--- Exercise input ---
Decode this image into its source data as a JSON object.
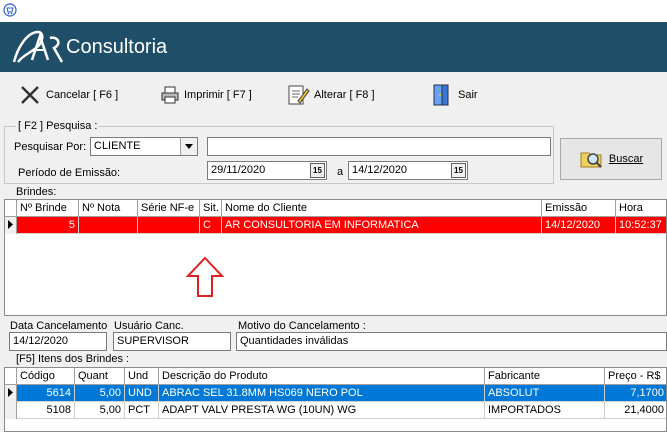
{
  "app": {
    "brand": "Consultoria",
    "logo_text": "AR"
  },
  "toolbar": {
    "cancel_label": "Cancelar [ F6 ]",
    "print_label": "Imprimir  [ F7 ]",
    "edit_label": "Alterar [ F8 ]",
    "exit_label": "Sair"
  },
  "search": {
    "group_title": "[ F2 ]  Pesquisa :",
    "search_by_label": "Pesquisar Por:",
    "search_by_value": "CLIENTE",
    "search_text": "",
    "period_label": "Período de Emissão:",
    "date_from": "29/11/2020",
    "date_sep": "a",
    "date_to": "14/12/2020",
    "search_button": "Buscar",
    "calendar_glyph": "15"
  },
  "brindes": {
    "title": "Brindes:",
    "columns": [
      "Nº Brinde",
      "Nº Nota",
      "Série NF-e",
      "Sit.",
      "Nome do Cliente",
      "Emissão",
      "Hora"
    ],
    "rows": [
      {
        "brinde": "5",
        "nota": "",
        "serie": "",
        "sit": "C",
        "cliente": "AR CONSULTORIA EM INFORMATICA",
        "emissao": "14/12/2020",
        "hora": "10:52:37"
      }
    ]
  },
  "cancel_info": {
    "date_label": "Data Cancelamento",
    "date_value": "14/12/2020",
    "user_label": "Usuário Canc.",
    "user_value": "SUPERVISOR",
    "reason_label": "Motivo do Cancelamento  :",
    "reason_value": "Quantidades inválidas"
  },
  "itens": {
    "title": "[F5]  Itens dos Brindes  :",
    "columns": [
      "Código",
      "Quant",
      "Und",
      "Descrição do Produto",
      "Fabricante",
      "Preço - R$"
    ],
    "rows": [
      {
        "codigo": "5614",
        "quant": "5,00",
        "und": "UND",
        "descricao": "ABRAC SEL 31.8MM HS069 NERO POL",
        "fabricante": "ABSOLUT",
        "preco": "7,1700"
      },
      {
        "codigo": "5108",
        "quant": "5,00",
        "und": "PCT",
        "descricao": "ADAPT VALV PRESTA WG (10UN) WG",
        "fabricante": "IMPORTADOS",
        "preco": "21,4000"
      }
    ]
  },
  "colors": {
    "header_bg": "#1f4e69",
    "selected_red": "#ff0000",
    "selected_blue": "#0078d7",
    "annotation_arrow": "#e02020"
  }
}
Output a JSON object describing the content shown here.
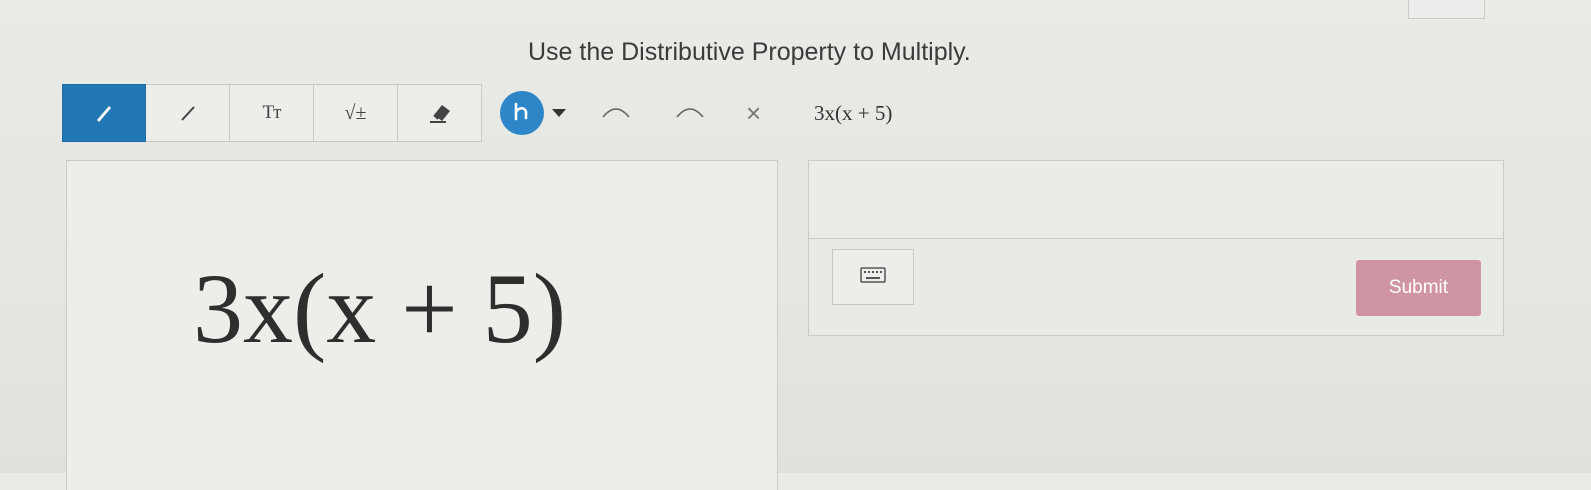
{
  "instruction": "Use the Distributive Property to Multiply.",
  "toolbar": {
    "tools": [
      {
        "icon": "pencil-icon",
        "active": true
      },
      {
        "icon": "line-icon"
      },
      {
        "icon": "text-size-icon",
        "label": "Tт"
      },
      {
        "icon": "sqrt-plus-minus-icon",
        "label": "√±"
      },
      {
        "icon": "eraser-icon"
      }
    ],
    "scribble_icon": "scribble-icon",
    "undo_icon": "undo-icon",
    "redo_icon": "redo-icon",
    "clear_label": "×",
    "expression": "3x(x + 5)"
  },
  "canvas": {
    "expression": "3x(x + 5)"
  },
  "answer": {
    "input_value": "",
    "keyboard_icon": "keyboard-icon",
    "submit_label": "Submit"
  },
  "colors": {
    "active_tool": "#2277b5",
    "scribble_button": "#2d86c8",
    "submit_button": "#cf95a2"
  }
}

--- Given exercise ---
From the listing above, print every entry precisely and drop the pictures.

--- Result for this task ---
Decode this image into its source data as a JSON object.
{
  "app": {
    "brand": "Consultoria",
    "logo_text": "AR"
  },
  "toolbar": {
    "cancel_label": "Cancelar [ F6 ]",
    "print_label": "Imprimir  [ F7 ]",
    "edit_label": "Alterar [ F8 ]",
    "exit_label": "Sair"
  },
  "search": {
    "group_title": "[ F2 ]  Pesquisa :",
    "search_by_label": "Pesquisar Por:",
    "search_by_value": "CLIENTE",
    "search_text": "",
    "period_label": "Período de Emissão:",
    "date_from": "29/11/2020",
    "date_sep": "a",
    "date_to": "14/12/2020",
    "search_button": "Buscar",
    "calendar_glyph": "15"
  },
  "brindes": {
    "title": "Brindes:",
    "columns": [
      "Nº Brinde",
      "Nº Nota",
      "Série NF-e",
      "Sit.",
      "Nome do Cliente",
      "Emissão",
      "Hora"
    ],
    "rows": [
      {
        "brinde": "5",
        "nota": "",
        "serie": "",
        "sit": "C",
        "cliente": "AR CONSULTORIA EM INFORMATICA",
        "emissao": "14/12/2020",
        "hora": "10:52:37"
      }
    ]
  },
  "cancel_info": {
    "date_label": "Data Cancelamento",
    "date_value": "14/12/2020",
    "user_label": "Usuário Canc.",
    "user_value": "SUPERVISOR",
    "reason_label": "Motivo do Cancelamento  :",
    "reason_value": "Quantidades inválidas"
  },
  "itens": {
    "title": "[F5]  Itens dos Brindes  :",
    "columns": [
      "Código",
      "Quant",
      "Und",
      "Descrição do Produto",
      "Fabricante",
      "Preço - R$"
    ],
    "rows": [
      {
        "codigo": "5614",
        "quant": "5,00",
        "und": "UND",
        "descricao": "ABRAC SEL 31.8MM HS069 NERO POL",
        "fabricante": "ABSOLUT",
        "preco": "7,1700"
      },
      {
        "codigo": "5108",
        "quant": "5,00",
        "und": "PCT",
        "descricao": "ADAPT VALV PRESTA WG (10UN) WG",
        "fabricante": "IMPORTADOS",
        "preco": "21,4000"
      }
    ]
  },
  "colors": {
    "header_bg": "#1f4e69",
    "selected_red": "#ff0000",
    "selected_blue": "#0078d7",
    "annotation_arrow": "#e02020"
  }
}
Output a JSON object describing the content shown here.
{
  "instruction": "Use the Distributive Property to Multiply.",
  "toolbar": {
    "tools": [
      {
        "icon": "pencil-icon",
        "active": true
      },
      {
        "icon": "line-icon"
      },
      {
        "icon": "text-size-icon",
        "label": "Tт"
      },
      {
        "icon": "sqrt-plus-minus-icon",
        "label": "√±"
      },
      {
        "icon": "eraser-icon"
      }
    ],
    "scribble_icon": "scribble-icon",
    "undo_icon": "undo-icon",
    "redo_icon": "redo-icon",
    "clear_label": "×",
    "expression": "3x(x + 5)"
  },
  "canvas": {
    "expression": "3x(x + 5)"
  },
  "answer": {
    "input_value": "",
    "keyboard_icon": "keyboard-icon",
    "submit_label": "Submit"
  },
  "colors": {
    "active_tool": "#2277b5",
    "scribble_button": "#2d86c8",
    "submit_button": "#cf95a2"
  }
}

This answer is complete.